### Records supplied
═══

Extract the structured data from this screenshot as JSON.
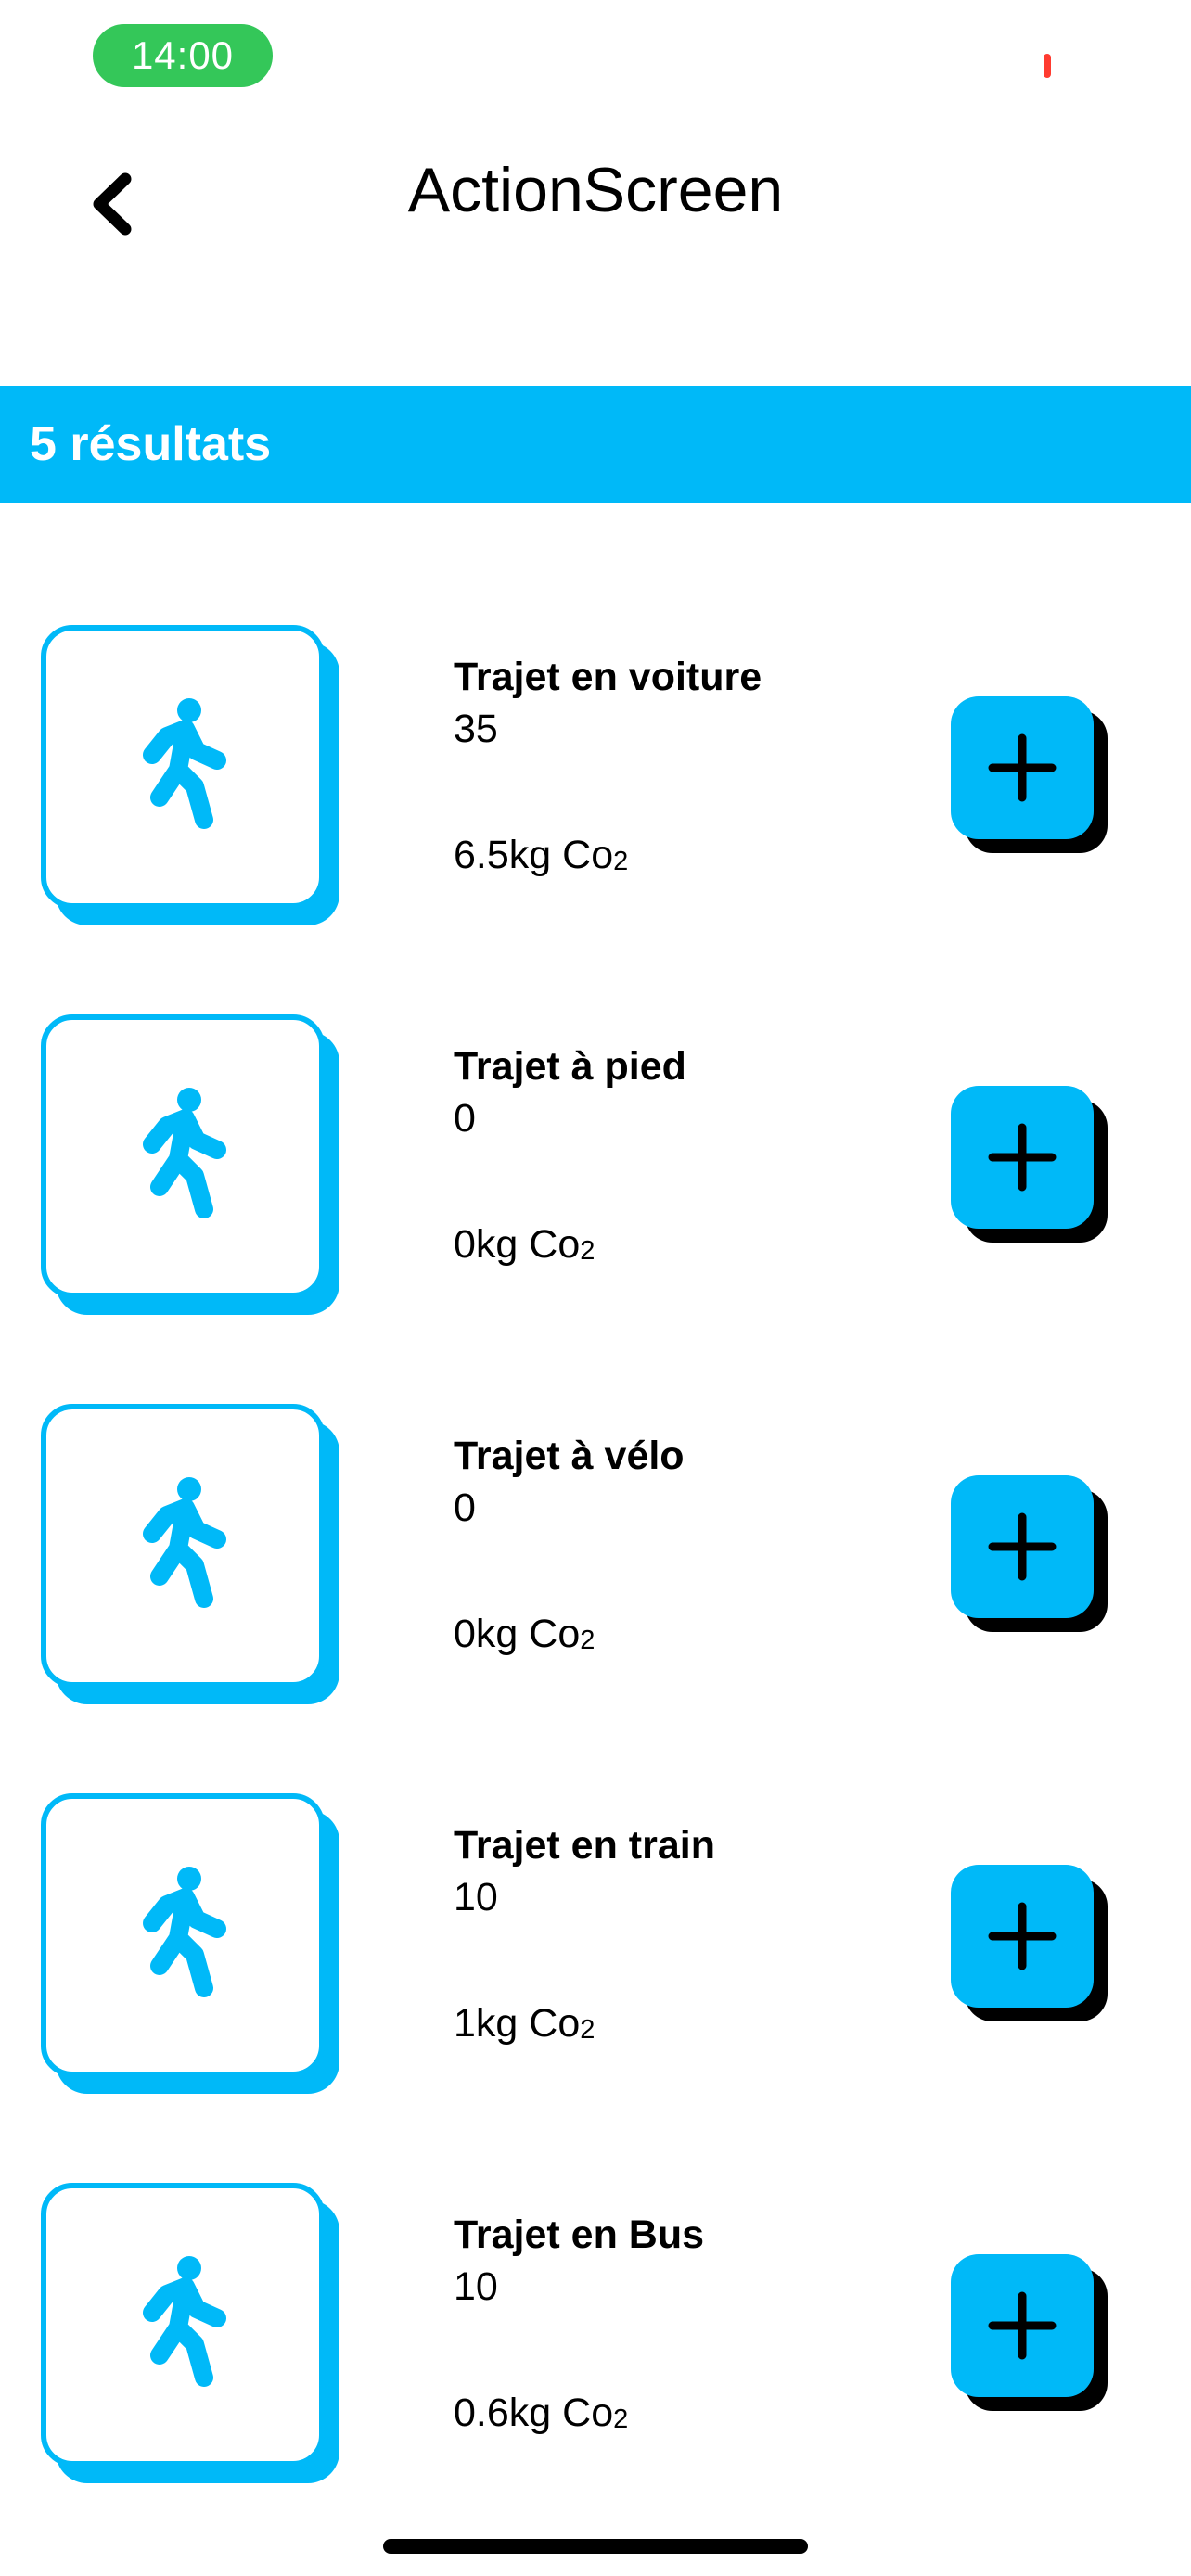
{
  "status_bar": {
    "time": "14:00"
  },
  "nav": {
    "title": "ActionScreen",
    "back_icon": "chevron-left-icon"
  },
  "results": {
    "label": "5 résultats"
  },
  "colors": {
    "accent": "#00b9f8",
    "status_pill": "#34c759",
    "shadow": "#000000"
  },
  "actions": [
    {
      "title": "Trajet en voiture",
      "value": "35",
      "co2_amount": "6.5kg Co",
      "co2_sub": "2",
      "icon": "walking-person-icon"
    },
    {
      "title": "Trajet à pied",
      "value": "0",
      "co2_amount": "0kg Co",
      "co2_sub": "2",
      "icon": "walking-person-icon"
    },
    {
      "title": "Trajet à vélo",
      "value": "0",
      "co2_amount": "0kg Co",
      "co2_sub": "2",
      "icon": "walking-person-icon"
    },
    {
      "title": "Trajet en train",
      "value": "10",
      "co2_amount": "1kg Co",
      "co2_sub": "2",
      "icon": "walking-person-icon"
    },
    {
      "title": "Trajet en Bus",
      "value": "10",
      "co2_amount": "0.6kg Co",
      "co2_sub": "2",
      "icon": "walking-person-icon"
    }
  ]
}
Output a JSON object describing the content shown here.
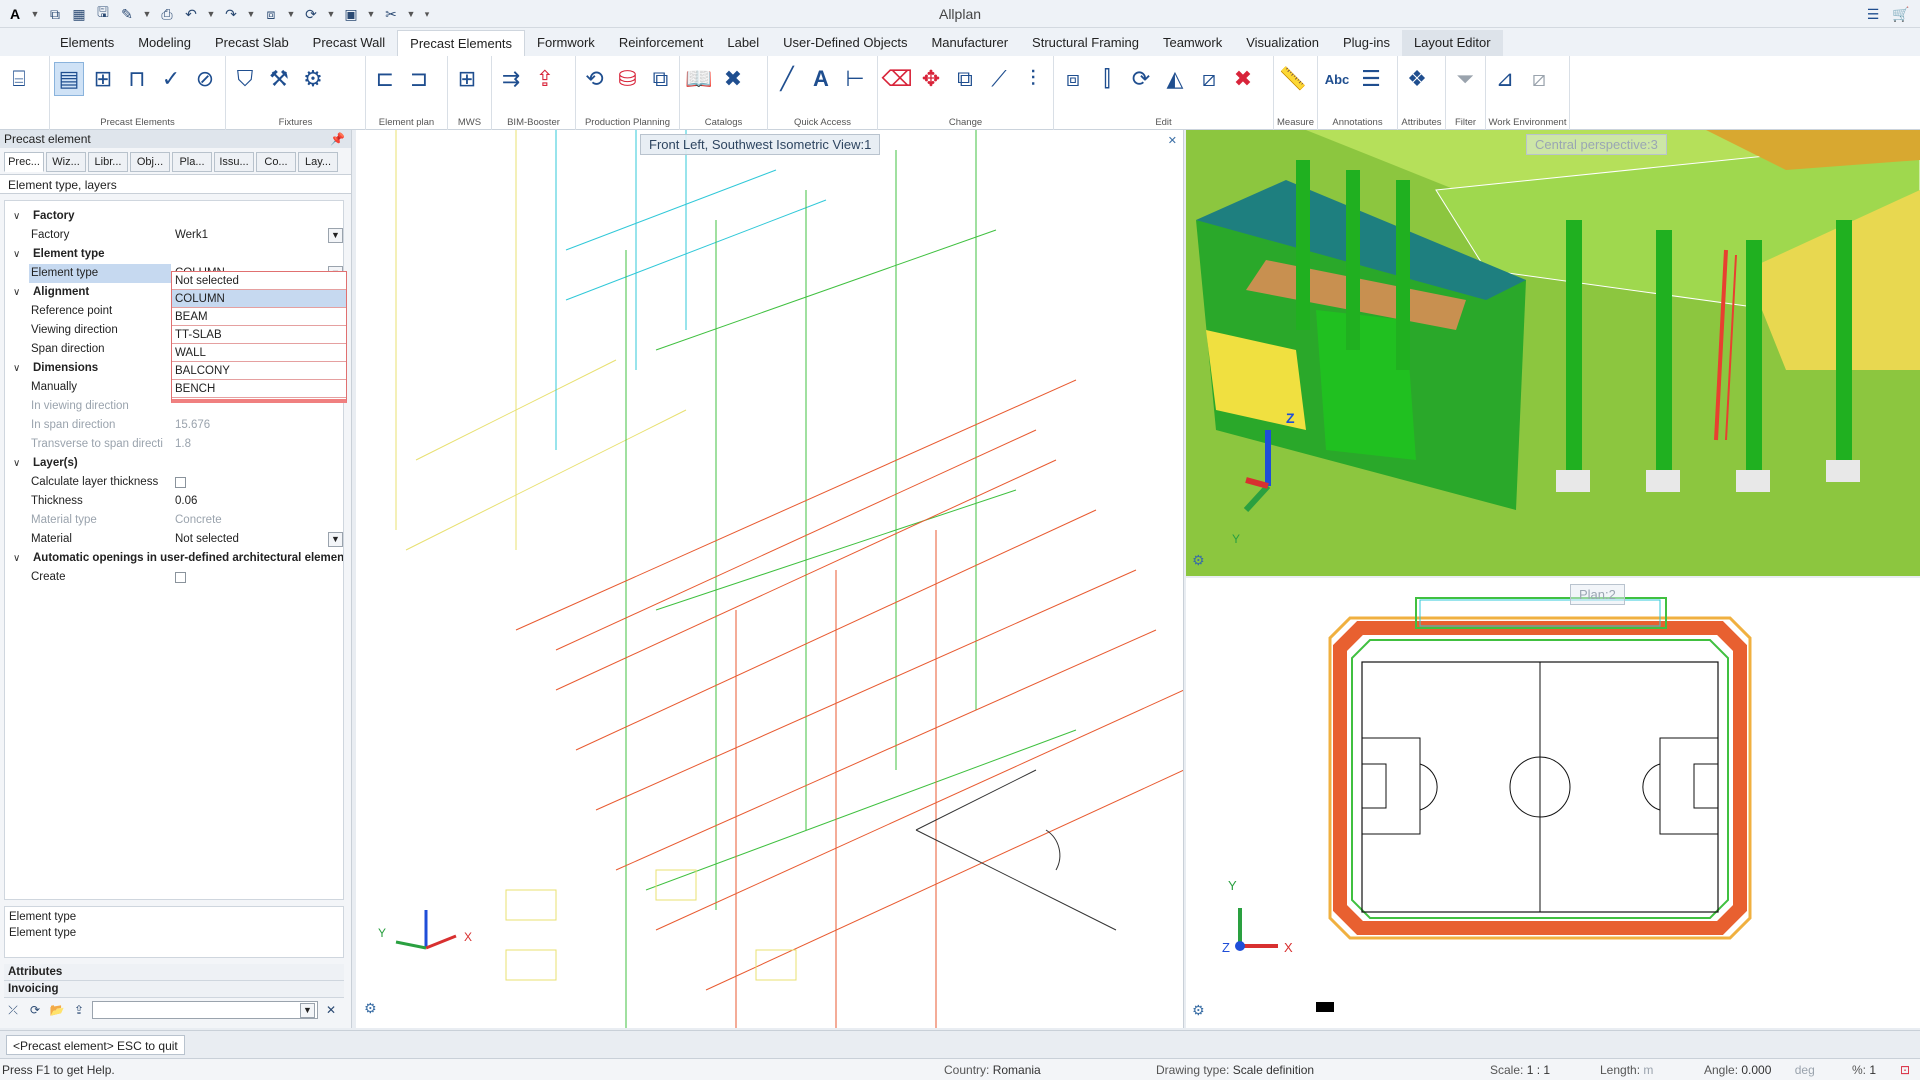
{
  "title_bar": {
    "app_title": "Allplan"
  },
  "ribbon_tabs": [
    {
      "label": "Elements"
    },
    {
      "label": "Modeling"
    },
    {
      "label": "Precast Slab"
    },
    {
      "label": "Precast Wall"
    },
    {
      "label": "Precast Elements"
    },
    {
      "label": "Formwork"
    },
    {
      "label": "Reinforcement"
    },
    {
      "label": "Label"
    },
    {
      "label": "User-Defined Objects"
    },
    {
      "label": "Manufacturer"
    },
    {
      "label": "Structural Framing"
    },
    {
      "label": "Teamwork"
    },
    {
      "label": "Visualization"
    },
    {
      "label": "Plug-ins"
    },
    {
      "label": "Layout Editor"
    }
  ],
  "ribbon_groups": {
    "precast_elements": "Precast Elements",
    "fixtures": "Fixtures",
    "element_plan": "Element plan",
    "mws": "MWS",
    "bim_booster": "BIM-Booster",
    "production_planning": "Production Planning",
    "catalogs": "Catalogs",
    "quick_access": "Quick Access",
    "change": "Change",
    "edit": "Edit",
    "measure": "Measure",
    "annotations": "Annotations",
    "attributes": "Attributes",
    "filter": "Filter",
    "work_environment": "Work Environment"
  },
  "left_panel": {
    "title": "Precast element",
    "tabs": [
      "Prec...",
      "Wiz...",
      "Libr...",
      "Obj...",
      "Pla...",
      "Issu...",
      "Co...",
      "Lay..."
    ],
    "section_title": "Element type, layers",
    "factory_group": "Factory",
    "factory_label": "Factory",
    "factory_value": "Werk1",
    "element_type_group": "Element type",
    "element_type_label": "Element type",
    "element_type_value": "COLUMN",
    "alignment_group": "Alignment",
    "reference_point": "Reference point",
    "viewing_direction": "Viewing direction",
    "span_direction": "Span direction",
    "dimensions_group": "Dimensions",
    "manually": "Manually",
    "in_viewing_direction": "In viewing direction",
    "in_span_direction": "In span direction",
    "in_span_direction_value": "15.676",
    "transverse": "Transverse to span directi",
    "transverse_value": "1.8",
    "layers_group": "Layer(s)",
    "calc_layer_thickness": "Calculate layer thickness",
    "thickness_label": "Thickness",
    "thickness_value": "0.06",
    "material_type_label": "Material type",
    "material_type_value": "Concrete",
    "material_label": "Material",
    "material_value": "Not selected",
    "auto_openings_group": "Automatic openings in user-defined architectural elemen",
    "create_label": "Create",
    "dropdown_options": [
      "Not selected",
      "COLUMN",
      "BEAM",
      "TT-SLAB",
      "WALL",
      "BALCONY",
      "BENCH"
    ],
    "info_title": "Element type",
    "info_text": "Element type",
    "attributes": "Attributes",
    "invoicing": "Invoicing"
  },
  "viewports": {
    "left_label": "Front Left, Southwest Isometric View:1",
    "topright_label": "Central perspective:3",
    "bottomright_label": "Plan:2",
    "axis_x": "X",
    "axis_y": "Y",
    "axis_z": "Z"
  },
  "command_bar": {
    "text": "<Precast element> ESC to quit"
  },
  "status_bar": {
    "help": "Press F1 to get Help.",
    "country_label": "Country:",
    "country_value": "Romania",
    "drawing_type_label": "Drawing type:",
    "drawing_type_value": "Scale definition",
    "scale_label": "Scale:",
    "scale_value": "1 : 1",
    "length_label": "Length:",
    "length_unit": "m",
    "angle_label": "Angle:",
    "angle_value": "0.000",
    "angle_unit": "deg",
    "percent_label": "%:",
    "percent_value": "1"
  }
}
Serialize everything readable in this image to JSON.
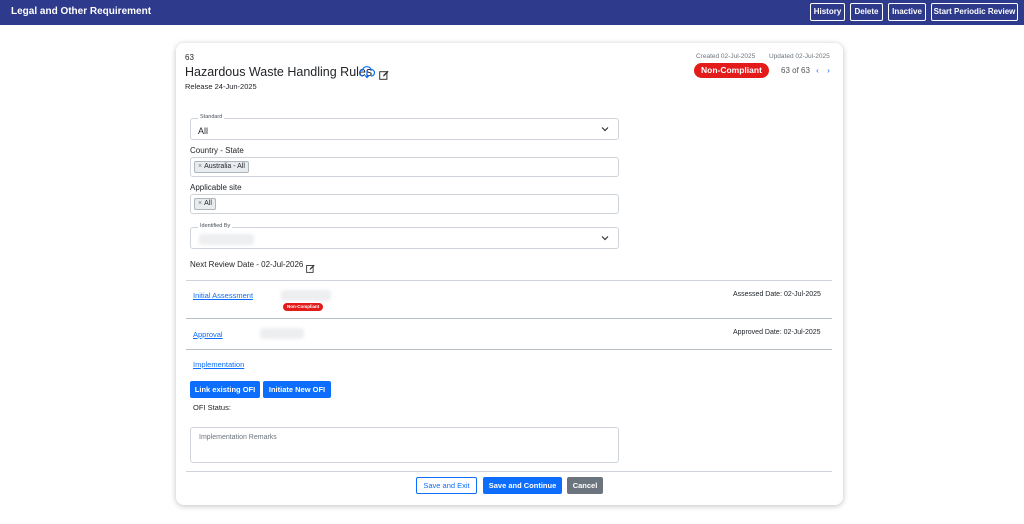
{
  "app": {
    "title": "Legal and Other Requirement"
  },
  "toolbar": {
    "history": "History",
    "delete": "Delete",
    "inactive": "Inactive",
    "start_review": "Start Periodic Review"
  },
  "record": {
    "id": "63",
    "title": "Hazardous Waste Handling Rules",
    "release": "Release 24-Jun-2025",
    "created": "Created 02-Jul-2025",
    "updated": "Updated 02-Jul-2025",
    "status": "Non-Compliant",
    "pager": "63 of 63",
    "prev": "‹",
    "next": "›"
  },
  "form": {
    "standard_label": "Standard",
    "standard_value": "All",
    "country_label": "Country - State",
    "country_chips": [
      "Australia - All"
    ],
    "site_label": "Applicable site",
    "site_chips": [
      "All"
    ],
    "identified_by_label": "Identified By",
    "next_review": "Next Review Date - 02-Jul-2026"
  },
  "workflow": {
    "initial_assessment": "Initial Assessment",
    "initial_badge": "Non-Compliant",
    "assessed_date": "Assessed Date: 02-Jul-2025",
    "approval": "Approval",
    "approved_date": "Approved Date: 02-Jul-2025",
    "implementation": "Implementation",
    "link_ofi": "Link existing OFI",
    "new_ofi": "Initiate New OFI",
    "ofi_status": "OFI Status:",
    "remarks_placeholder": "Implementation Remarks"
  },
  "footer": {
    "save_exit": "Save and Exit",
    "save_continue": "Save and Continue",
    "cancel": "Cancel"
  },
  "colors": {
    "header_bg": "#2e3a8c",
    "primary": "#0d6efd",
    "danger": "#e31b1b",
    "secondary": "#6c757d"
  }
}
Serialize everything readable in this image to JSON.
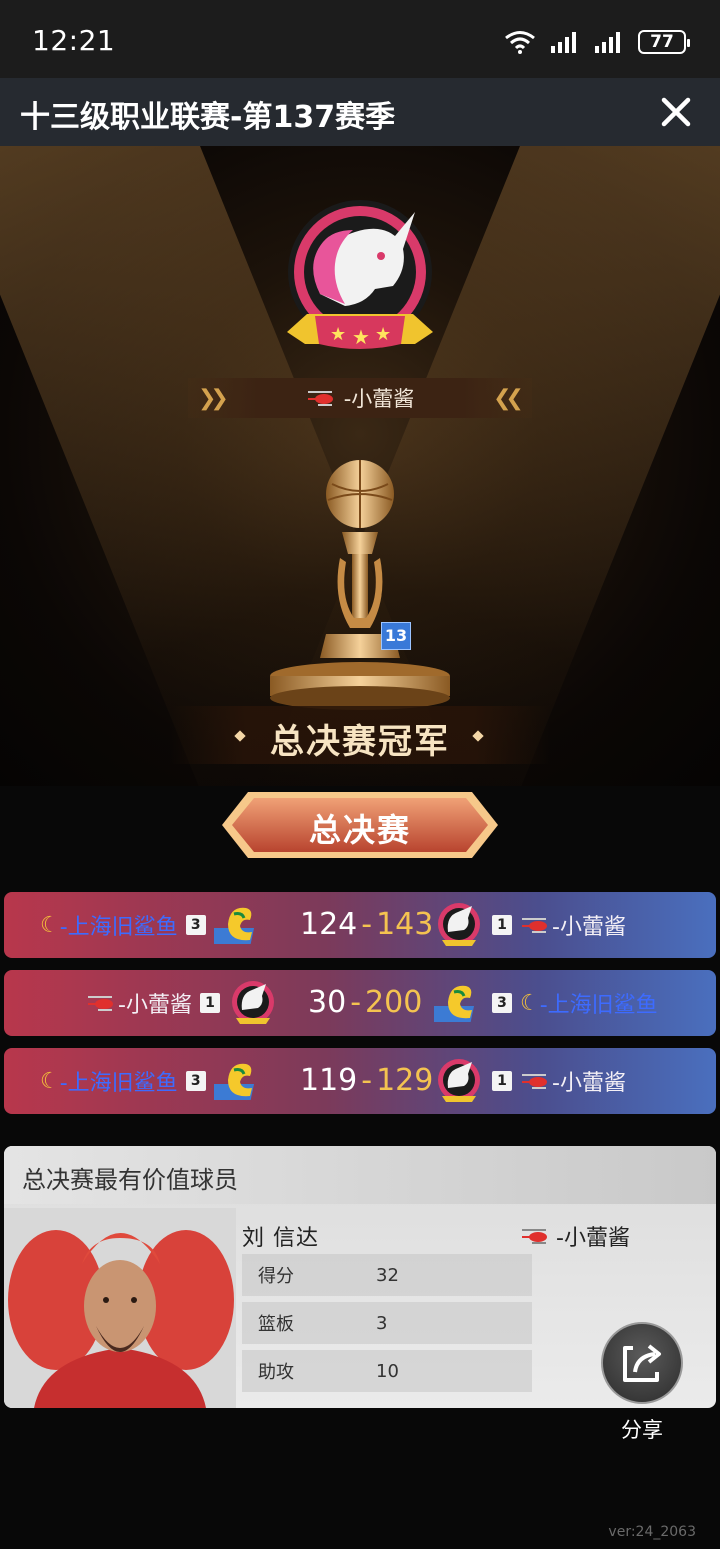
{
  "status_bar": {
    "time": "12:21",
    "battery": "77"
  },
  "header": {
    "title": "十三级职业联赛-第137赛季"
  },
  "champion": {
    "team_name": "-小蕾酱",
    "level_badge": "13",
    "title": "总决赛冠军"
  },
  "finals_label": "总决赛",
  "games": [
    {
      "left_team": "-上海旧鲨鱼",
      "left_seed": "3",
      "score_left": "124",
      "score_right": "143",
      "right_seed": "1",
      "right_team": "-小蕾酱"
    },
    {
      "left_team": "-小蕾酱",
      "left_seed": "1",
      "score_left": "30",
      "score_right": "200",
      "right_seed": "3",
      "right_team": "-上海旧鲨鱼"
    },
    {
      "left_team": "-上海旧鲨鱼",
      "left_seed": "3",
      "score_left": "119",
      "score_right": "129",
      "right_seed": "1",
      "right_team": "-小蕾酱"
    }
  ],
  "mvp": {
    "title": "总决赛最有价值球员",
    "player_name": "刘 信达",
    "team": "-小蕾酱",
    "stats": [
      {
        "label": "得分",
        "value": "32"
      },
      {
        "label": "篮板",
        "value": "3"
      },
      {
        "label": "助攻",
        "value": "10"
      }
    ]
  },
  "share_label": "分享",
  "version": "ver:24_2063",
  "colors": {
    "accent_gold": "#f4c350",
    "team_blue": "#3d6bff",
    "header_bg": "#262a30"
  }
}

═══

### Objective
Search the entries for the word "Review" and pick out every line that holds it.

### Exercise result
    "start_review": "Start Periodic Review"
    "next_review": "Next Review Date - 02-Jul-2026"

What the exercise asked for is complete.